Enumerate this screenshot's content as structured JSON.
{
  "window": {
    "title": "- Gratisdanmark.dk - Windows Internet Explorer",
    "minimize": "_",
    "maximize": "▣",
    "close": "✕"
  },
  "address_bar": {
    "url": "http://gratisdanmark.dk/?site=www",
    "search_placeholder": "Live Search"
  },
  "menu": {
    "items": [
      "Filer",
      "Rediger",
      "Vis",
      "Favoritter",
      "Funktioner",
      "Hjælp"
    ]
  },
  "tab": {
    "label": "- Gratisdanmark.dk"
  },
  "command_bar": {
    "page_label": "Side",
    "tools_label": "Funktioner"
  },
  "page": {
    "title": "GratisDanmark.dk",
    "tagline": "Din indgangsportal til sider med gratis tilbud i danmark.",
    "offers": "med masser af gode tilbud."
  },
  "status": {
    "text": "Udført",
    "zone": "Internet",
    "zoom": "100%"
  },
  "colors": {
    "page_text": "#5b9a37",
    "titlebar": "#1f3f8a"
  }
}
--
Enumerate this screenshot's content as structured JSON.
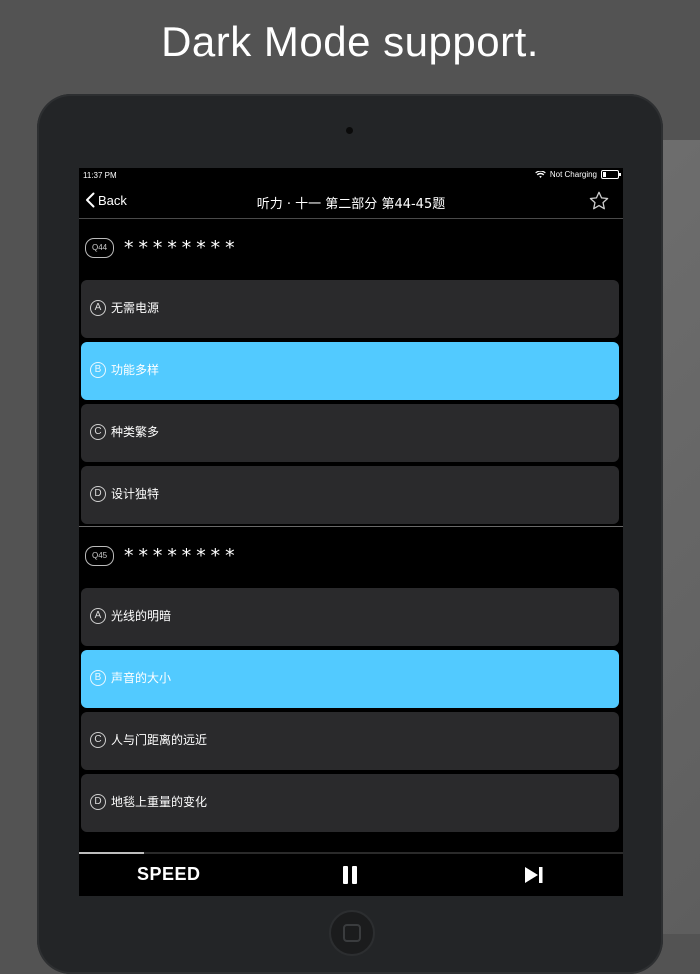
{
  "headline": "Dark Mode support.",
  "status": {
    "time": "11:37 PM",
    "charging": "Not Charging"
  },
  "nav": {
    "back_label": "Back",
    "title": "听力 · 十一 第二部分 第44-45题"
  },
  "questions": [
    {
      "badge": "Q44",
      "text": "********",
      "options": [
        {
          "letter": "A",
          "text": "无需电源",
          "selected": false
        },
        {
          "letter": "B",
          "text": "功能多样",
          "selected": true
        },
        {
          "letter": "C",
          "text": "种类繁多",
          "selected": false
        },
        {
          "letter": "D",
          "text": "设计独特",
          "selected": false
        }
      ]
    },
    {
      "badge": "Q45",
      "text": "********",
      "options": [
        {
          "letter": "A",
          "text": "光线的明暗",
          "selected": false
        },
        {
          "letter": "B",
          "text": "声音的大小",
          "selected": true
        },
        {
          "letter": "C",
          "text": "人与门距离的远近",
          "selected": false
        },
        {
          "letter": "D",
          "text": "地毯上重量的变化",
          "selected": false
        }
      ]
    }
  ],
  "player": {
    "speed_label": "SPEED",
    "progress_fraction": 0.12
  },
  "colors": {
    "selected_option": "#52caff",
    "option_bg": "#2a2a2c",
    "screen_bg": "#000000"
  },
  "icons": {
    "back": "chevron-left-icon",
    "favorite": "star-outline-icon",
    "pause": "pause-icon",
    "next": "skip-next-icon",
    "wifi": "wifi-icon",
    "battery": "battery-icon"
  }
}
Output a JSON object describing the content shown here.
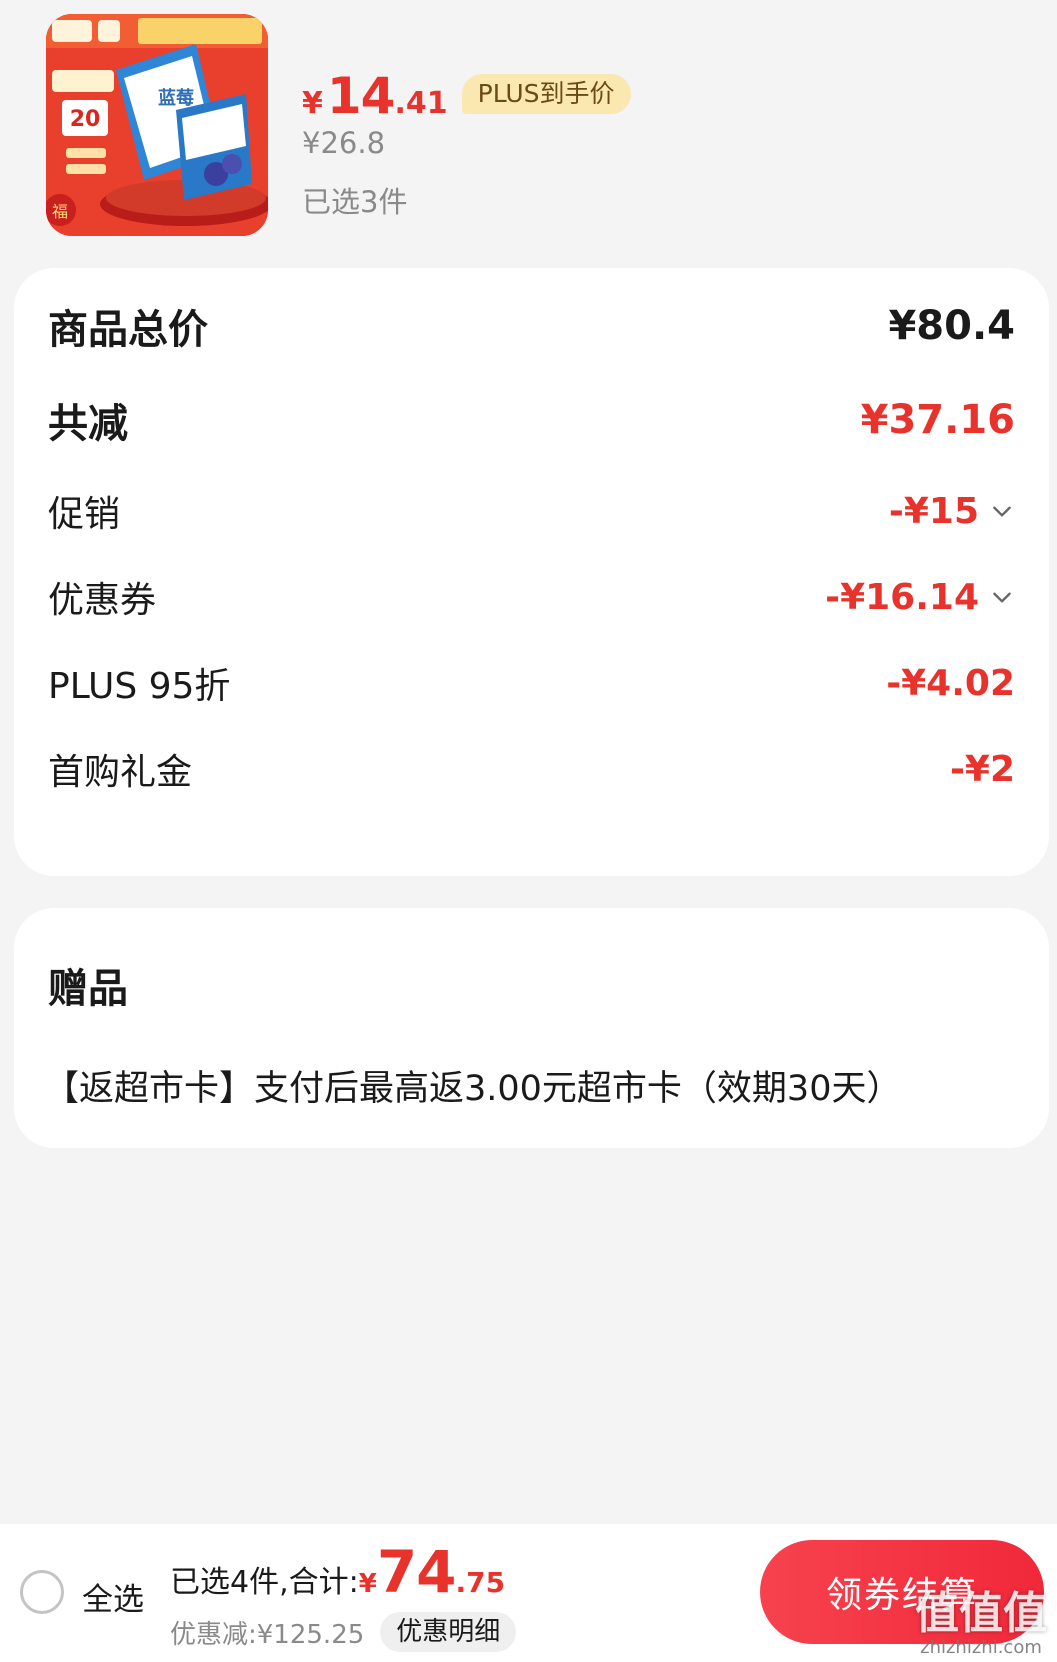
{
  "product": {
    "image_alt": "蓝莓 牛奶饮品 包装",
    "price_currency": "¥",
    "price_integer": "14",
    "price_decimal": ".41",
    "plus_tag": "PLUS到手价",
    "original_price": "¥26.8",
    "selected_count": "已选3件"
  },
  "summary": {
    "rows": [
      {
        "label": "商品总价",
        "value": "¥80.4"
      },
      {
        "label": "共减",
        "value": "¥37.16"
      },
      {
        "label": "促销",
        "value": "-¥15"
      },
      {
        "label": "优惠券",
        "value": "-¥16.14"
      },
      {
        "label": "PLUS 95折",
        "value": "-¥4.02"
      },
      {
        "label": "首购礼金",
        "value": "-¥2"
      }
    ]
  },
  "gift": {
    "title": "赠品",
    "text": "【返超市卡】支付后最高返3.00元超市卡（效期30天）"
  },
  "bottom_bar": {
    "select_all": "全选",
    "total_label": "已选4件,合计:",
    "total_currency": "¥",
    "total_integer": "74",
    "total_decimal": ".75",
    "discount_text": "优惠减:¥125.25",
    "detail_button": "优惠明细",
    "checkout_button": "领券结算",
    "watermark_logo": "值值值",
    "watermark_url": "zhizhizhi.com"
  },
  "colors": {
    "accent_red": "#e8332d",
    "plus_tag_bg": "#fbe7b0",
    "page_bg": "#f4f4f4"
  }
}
--
**Instructions for the task:** Identify every line where the string "Funktioner" appears.

**Written reply:**
      "Funktioner",
    "tools_label": "Funktioner"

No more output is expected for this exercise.